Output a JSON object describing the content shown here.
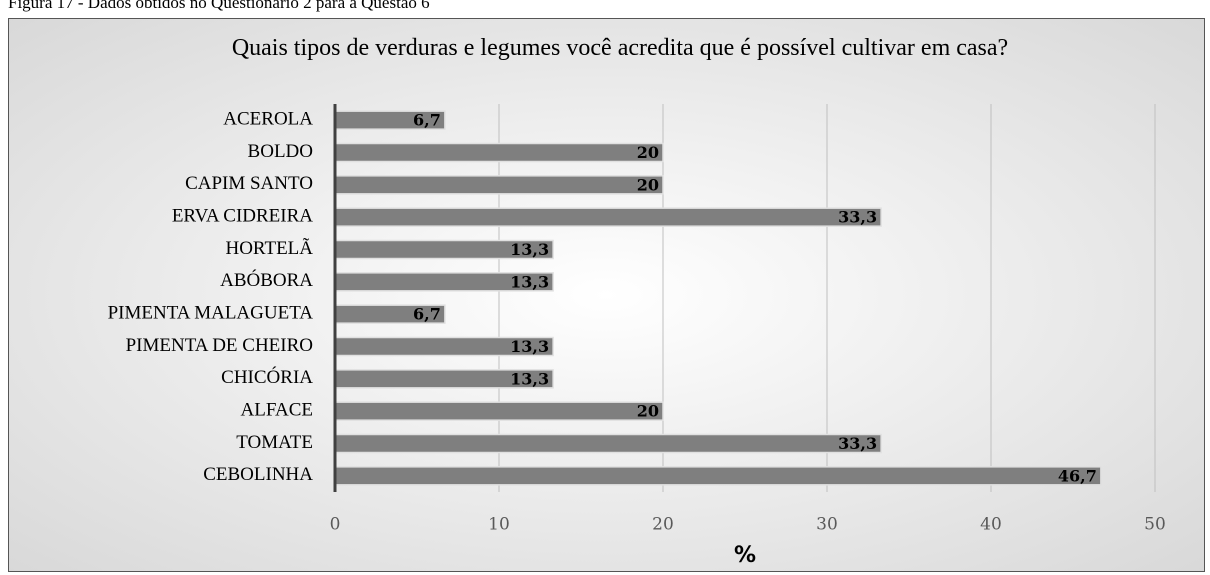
{
  "caption": "Figura 17 - Dados obtidos no Questionário 2 para a Questão 6",
  "chart_data": {
    "type": "bar",
    "orientation": "horizontal",
    "title": "Quais tipos de verduras e legumes você acredita que é possível cultivar em casa?",
    "categories": [
      "ACEROLA",
      "BOLDO",
      "CAPIM SANTO",
      "ERVA CIDREIRA",
      "HORTELÃ",
      "ABÓBORA",
      "PIMENTA MALAGUETA",
      "PIMENTA DE CHEIRO",
      "CHICÓRIA",
      "ALFACE",
      "TOMATE",
      "CEBOLINHA"
    ],
    "values": [
      6.7,
      20,
      20,
      33.3,
      13.3,
      13.3,
      6.7,
      13.3,
      13.3,
      20,
      33.3,
      46.7
    ],
    "value_labels": [
      "6,7",
      "20",
      "20",
      "33,3",
      "13,3",
      "13,3",
      "6,7",
      "13,3",
      "13,3",
      "20",
      "33,3",
      "46,7"
    ],
    "color": "#7f7f7f",
    "xlim": [
      0,
      50
    ],
    "xticks": [
      0,
      10,
      20,
      30,
      40,
      50
    ],
    "grid": true,
    "xlabel": "%"
  }
}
◆ ◆ ◆
> [What you have to do]: Of the lines in the data above, how many contain the word "PIMENTA"? Give only that figure.

> [Task result]: 2